THE EXERCISE: Copy each of the rows below line for line, changing nothing, and omit the pictures from your answer.

Image-based layout entries:
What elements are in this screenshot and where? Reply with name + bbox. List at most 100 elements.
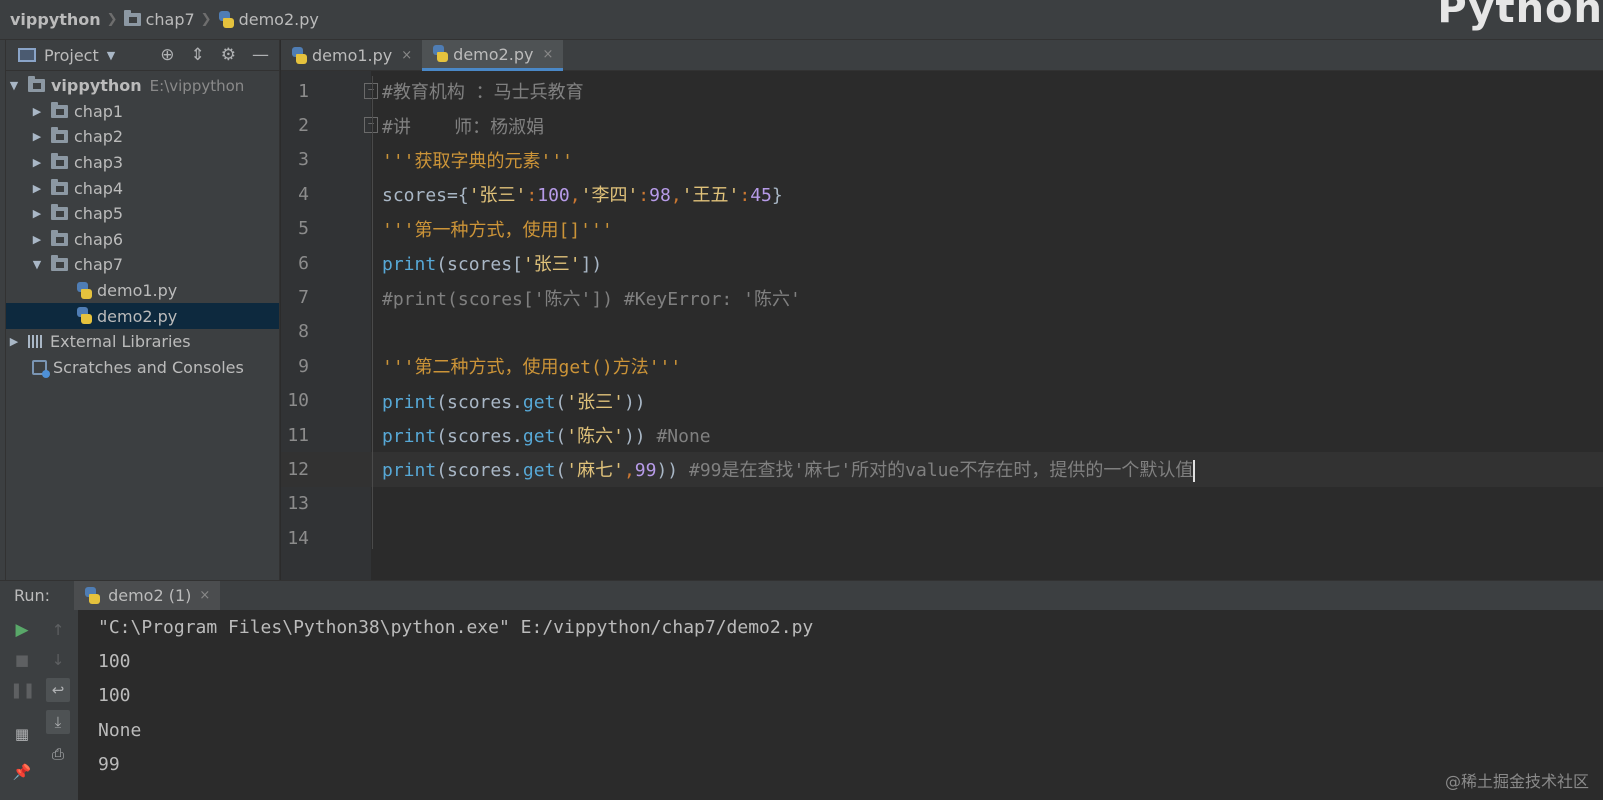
- run-tab[interactable]: demo2 (1) ×: [74, 580, 221, 611]
- folder-icon: [51, 255, 68, 272]
- code-line: 13: [281, 487, 1603, 521]
- breadcrumb-folder[interactable]: chap7: [123, 10, 195, 29]
- run-console[interactable]: "C:\Program Files\Python38\python.exe" E…: [78, 610, 1603, 800]
- breadcrumb-file[interactable]: demo2.py: [218, 10, 319, 29]
- tree-folder-chap6[interactable]: ▶ chap6: [6, 227, 279, 253]
- close-icon[interactable]: ×: [401, 48, 412, 63]
- code-line: 2 − #讲 师：杨淑娟: [281, 108, 1603, 142]
- chevron-right-icon[interactable]: ▶: [31, 130, 43, 143]
- chevron-right-icon[interactable]: ▶: [8, 335, 20, 348]
- tree-root-vippython[interactable]: ▼ vippython E:\vippython: [6, 73, 279, 99]
- tree-file-label: demo1.py: [97, 281, 178, 301]
- print-icon[interactable]: ⎙: [46, 742, 70, 766]
- breadcrumb-project[interactable]: vippython: [10, 10, 101, 29]
- tree-folder-label: chap5: [74, 204, 124, 224]
- code-line: 11 print(scores.get('陈六')) #None: [281, 418, 1603, 452]
- run-panel-header: Run: demo2 (1) ×: [0, 580, 1603, 611]
- folder-icon: [28, 76, 45, 93]
- code-token: =: [447, 185, 458, 207]
- run-toolbar: ▶ ↑ ■ ↓ ❚❚ ↩ ⤓ ▦ ⎙ 📌: [0, 610, 78, 800]
- watermark: @稀土掘金技术社区: [1444, 772, 1589, 791]
- tree-folder-chap4[interactable]: ▶ chap4: [6, 175, 279, 201]
- code-text: print(scores['张三']): [382, 250, 602, 276]
- code-line: 5 '''第一种方式，使用[]''': [281, 212, 1603, 246]
- project-panel-title[interactable]: Project: [44, 46, 99, 65]
- tree-root-path: E:\vippython: [149, 76, 245, 95]
- code-line: 4 scores={'张三':100,'李四':98,'王五':45}: [281, 177, 1603, 211]
- tree-folder-label: chap7: [74, 255, 124, 275]
- chevron-right-icon[interactable]: ▶: [31, 207, 43, 220]
- pause-icon[interactable]: ❚❚: [10, 678, 35, 702]
- tree-folder-chap2[interactable]: ▶ chap2: [6, 124, 279, 150]
- code-text: '''第一种方式，使用[]''': [382, 219, 613, 241]
- code-text: '''第二种方式，使用get()方法''': [382, 357, 682, 379]
- code-token: get: [522, 426, 556, 448]
- code-text: '''获取字典的元素''': [382, 150, 574, 172]
- run-label: Run:: [14, 586, 51, 605]
- editor-tabs: demo1.py × demo2.py ×: [281, 40, 1603, 71]
- collapse-all-icon[interactable]: ⇕: [191, 45, 205, 65]
- tree-folder-chap5[interactable]: ▶ chap5: [6, 201, 279, 227]
- python-file-icon: [291, 46, 307, 65]
- chevron-right-icon[interactable]: ▶: [31, 105, 43, 118]
- tree-file-demo1[interactable]: demo1.py: [6, 278, 279, 304]
- tree-scratches[interactable]: Scratches and Consoles: [6, 355, 279, 381]
- python-file-icon: [218, 10, 234, 29]
- code-editor: demo1.py × demo2.py × 1 − #教育机构 ：马士兵教育 2…: [281, 40, 1603, 580]
- chevron-right-icon[interactable]: ▶: [31, 233, 43, 246]
- code-token: }: [771, 185, 783, 207]
- code-token: (scores.: [436, 391, 523, 413]
- tree-root-label: vippython: [51, 76, 142, 96]
- code-token: get: [522, 391, 556, 413]
- tree-folder-chap1[interactable]: ▶ chap1: [6, 99, 279, 125]
- code-token: ,: [670, 185, 682, 207]
- chevron-down-icon[interactable]: ▼: [31, 258, 43, 271]
- breadcrumb-folder-label: chap7: [145, 10, 195, 29]
- tab-demo2[interactable]: demo2.py ×: [422, 40, 564, 71]
- fold-marker-icon[interactable]: −: [364, 117, 378, 134]
- chevron-right-icon[interactable]: ▶: [31, 182, 43, 195]
- code-token: #None: [656, 426, 711, 448]
- arrow-down-icon[interactable]: ↓: [46, 648, 70, 672]
- folder-icon: [51, 229, 68, 246]
- code-line: 1 − #教育机构 ：马士兵教育: [281, 74, 1603, 108]
- code-token: 100: [537, 185, 570, 207]
- folder-icon: [51, 153, 68, 170]
- tree-folder-chap7[interactable]: ▼ chap7: [6, 252, 279, 278]
- code-token: 45: [750, 185, 772, 207]
- stop-icon[interactable]: ■: [10, 648, 34, 672]
- tree-external-libraries[interactable]: ▶ External Libraries: [6, 329, 279, 355]
- locate-icon[interactable]: ⊕: [160, 45, 174, 65]
- folder-icon: [123, 10, 141, 26]
- close-icon[interactable]: ×: [542, 47, 553, 62]
- tree-folder-chap3[interactable]: ▶ chap3: [6, 150, 279, 176]
- tree-file-demo2[interactable]: demo2.py: [6, 303, 279, 329]
- tab-demo1[interactable]: demo1.py ×: [281, 40, 422, 71]
- breadcrumb-separator: ❯: [200, 12, 212, 27]
- gear-icon[interactable]: ⚙: [221, 45, 236, 65]
- chevron-down-icon[interactable]: ▼: [107, 49, 115, 62]
- line-number: 13: [287, 493, 309, 515]
- breadcrumb-project-label: vippython: [10, 10, 101, 29]
- code-token: :: [638, 185, 650, 207]
- rerun-icon[interactable]: ▶: [10, 618, 34, 642]
- layout-icon[interactable]: ▦: [10, 722, 34, 746]
- line-number: 14: [287, 527, 309, 549]
- scroll-to-end-icon[interactable]: ⤓: [46, 710, 70, 734]
- chevron-down-icon[interactable]: ▼: [8, 79, 20, 92]
- soft-wrap-icon[interactable]: ↩: [46, 678, 70, 702]
- chevron-right-icon[interactable]: ▶: [31, 156, 43, 169]
- tree-folder-label: chap2: [74, 127, 124, 147]
- code-lines[interactable]: 1 − #教育机构 ：马士兵教育 2 − #讲 师：杨淑娟 3 '''获取字典的…: [281, 74, 1603, 555]
- project-panel-header: Project ▼ ⊕ ⇕ ⚙ —: [6, 40, 279, 71]
- navigation-bar: vippython ❯ chap7 ❯ demo2.py Python: [0, 0, 1603, 40]
- console-line: 100: [98, 651, 131, 673]
- code-token: :: [526, 185, 538, 207]
- tree-external-libraries-label: External Libraries: [50, 332, 191, 352]
- code-text: #教育机构 ：马士兵教育: [382, 82, 584, 104]
- arrow-up-icon[interactable]: ↑: [46, 618, 70, 642]
- close-icon[interactable]: ×: [199, 588, 210, 603]
- fold-marker-icon[interactable]: −: [364, 83, 378, 99]
- pin-icon[interactable]: 📌: [10, 760, 34, 784]
- hide-icon[interactable]: —: [252, 45, 269, 65]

WRITTEN SOLUTION:
What elements are in this screenshot and where? Reply with name + bbox. List at most 100 elements.
- run-tab[interactable]: demo2 (1) ×: [74, 580, 221, 611]
- folder-icon: [51, 255, 68, 272]
- code-line: 13: [281, 487, 1603, 521]
- breadcrumb-folder[interactable]: chap7: [123, 10, 195, 29]
- run-console[interactable]: "C:\Program Files\Python38\python.exe" E…: [78, 610, 1603, 800]
- breadcrumb-file[interactable]: demo2.py: [218, 10, 319, 29]
- tree-folder-chap6[interactable]: ▶ chap6: [6, 227, 279, 253]
- close-icon[interactable]: ×: [401, 48, 412, 63]
- code-line: 2 − #讲 师：杨淑娟: [281, 108, 1603, 142]
- chevron-right-icon[interactable]: ▶: [31, 130, 43, 143]
- chevron-right-icon[interactable]: ▶: [8, 335, 20, 348]
- tree-root-vippython[interactable]: ▼ vippython E:\vippython: [6, 73, 279, 99]
- tree-file-label: demo1.py: [97, 281, 178, 301]
- print-icon[interactable]: ⎙: [46, 742, 70, 766]
- breadcrumb-project[interactable]: vippython: [10, 10, 101, 29]
- tree-folder-label: chap5: [74, 204, 124, 224]
- code-line: 11 print(scores.get('陈六')) #None: [281, 418, 1603, 452]
- run-panel-header: Run: demo2 (1) ×: [0, 580, 1603, 611]
- folder-icon: [28, 76, 45, 93]
- code-token: =: [447, 185, 458, 207]
- run-toolbar: ▶ ↑ ■ ↓ ❚❚ ↩ ⤓ ▦ ⎙ 📌: [0, 610, 78, 800]
- watermark: @稀土掘金技术社区: [1444, 772, 1589, 791]
- tree-folder-chap4[interactable]: ▶ chap4: [6, 175, 279, 201]
- code-text: print(scores['张三']): [382, 250, 602, 276]
- code-line: 5 '''第一种方式，使用[]''': [281, 212, 1603, 246]
- project-panel-title[interactable]: Project: [44, 46, 99, 65]
- tree-root-path: E:\vippython: [149, 76, 245, 95]
- code-line: 4 scores={'张三':100,'李四':98,'王五':45}: [281, 177, 1603, 211]
- tree-folder-label: chap7: [74, 255, 124, 275]
- chevron-right-icon[interactable]: ▶: [31, 207, 43, 220]
- pause-icon[interactable]: ❚❚: [10, 678, 35, 702]
- tree-folder-chap2[interactable]: ▶ chap2: [6, 124, 279, 150]
- code-text: '''第一种方式，使用[]''': [382, 219, 613, 241]
- code-text: '''第二种方式，使用get()方法''': [382, 357, 682, 379]
- code-token: get: [522, 426, 556, 448]
- code-text: '''获取字典的元素''': [382, 150, 574, 172]
- run-label: Run:: [14, 586, 51, 605]
- editor-tabs: demo1.py × demo2.py ×: [281, 40, 1603, 71]
- collapse-all-icon[interactable]: ⇕: [191, 45, 205, 65]
- tree-folder-chap5[interactable]: ▶ chap5: [6, 201, 279, 227]
- python-file-icon: [291, 46, 307, 65]
- chevron-right-icon[interactable]: ▶: [31, 105, 43, 118]
- tree-file-demo1[interactable]: demo1.py: [6, 278, 279, 304]
- tree-scratches[interactable]: Scratches and Consoles: [6, 355, 279, 381]
- python-file-icon: [218, 10, 234, 29]
- code-editor: demo1.py × demo2.py × 1 − #教育机构 ：马士兵教育 2…: [281, 40, 1603, 580]
- chevron-right-icon[interactable]: ▶: [31, 233, 43, 246]
- code-token: }: [771, 185, 783, 207]
- code-token: (scores.: [436, 391, 523, 413]
- tree-root-label: vippython: [51, 76, 142, 96]
- code-token: get: [522, 391, 556, 413]
- tree-folder-chap1[interactable]: ▶ chap1: [6, 99, 279, 125]
- code-token: ,: [670, 185, 682, 207]
- chevron-down-icon[interactable]: ▼: [31, 258, 43, 271]
- breadcrumb-folder-label: chap7: [145, 10, 195, 29]
- tab-demo2[interactable]: demo2.py ×: [422, 40, 564, 71]
- fold-marker-icon[interactable]: −: [364, 117, 378, 134]
- chevron-right-icon[interactable]: ▶: [31, 182, 43, 195]
- code-token: #None: [656, 426, 711, 448]
- arrow-down-icon[interactable]: ↓: [46, 648, 70, 672]
- folder-icon: [51, 229, 68, 246]
- code-line: 1 − #教育机构 ：马士兵教育: [281, 74, 1603, 108]
- code-token: 100: [537, 185, 570, 207]
- folder-icon: [51, 153, 68, 170]
- tree-folder-chap7[interactable]: ▼ chap7: [6, 252, 279, 278]
- code-token: 45: [750, 185, 772, 207]
- stop-icon[interactable]: ■: [10, 648, 34, 672]
- tree-external-libraries[interactable]: ▶ External Libraries: [6, 329, 279, 355]
- locate-icon[interactable]: ⊕: [160, 45, 174, 65]
- folder-icon: [123, 10, 141, 26]
- close-icon[interactable]: ×: [542, 47, 553, 62]
- tree-folder-chap3[interactable]: ▶ chap3: [6, 150, 279, 176]
- tree-file-demo2[interactable]: demo2.py: [6, 303, 279, 329]
- tab-demo1[interactable]: demo1.py ×: [281, 40, 422, 71]
- breadcrumb-separator: ❯: [200, 12, 212, 27]
- gear-icon[interactable]: ⚙: [221, 45, 236, 65]
- chevron-down-icon[interactable]: ▼: [107, 49, 115, 62]
- line-number: 13: [287, 493, 309, 515]
- breadcrumb-project-label: vippython: [10, 10, 101, 29]
- code-token: :: [638, 185, 650, 207]
- rerun-icon[interactable]: ▶: [10, 618, 34, 642]
- layout-icon[interactable]: ▦: [10, 722, 34, 746]
- line-number: 14: [287, 527, 309, 549]
- scroll-to-end-icon[interactable]: ⤓: [46, 710, 70, 734]
- chevron-down-icon[interactable]: ▼: [8, 79, 20, 92]
- soft-wrap-icon[interactable]: ↩: [46, 678, 70, 702]
- chevron-right-icon[interactable]: ▶: [31, 156, 43, 169]
- tree-folder-label: chap2: [74, 127, 124, 147]
- code-lines[interactable]: 1 − #教育机构 ：马士兵教育 2 − #讲 师：杨淑娟 3 '''获取字典的…: [281, 74, 1603, 555]
- project-panel-header: Project ▼ ⊕ ⇕ ⚙ —: [6, 40, 279, 71]
- navigation-bar: vippython ❯ chap7 ❯ demo2.py Python: [0, 0, 1603, 40]
- console-line: 100: [98, 651, 131, 673]
- code-token: :: [526, 185, 538, 207]
- tree-external-libraries-label: External Libraries: [50, 332, 191, 352]
- code-text: #教育机构 ：马士兵教育: [382, 82, 584, 104]
- arrow-up-icon[interactable]: ↑: [46, 618, 70, 642]
- close-icon[interactable]: ×: [199, 588, 210, 603]
- fold-marker-icon[interactable]: −: [364, 83, 378, 99]
- pin-icon[interactable]: 📌: [10, 760, 34, 784]
- hide-icon[interactable]: —: [252, 45, 269, 65]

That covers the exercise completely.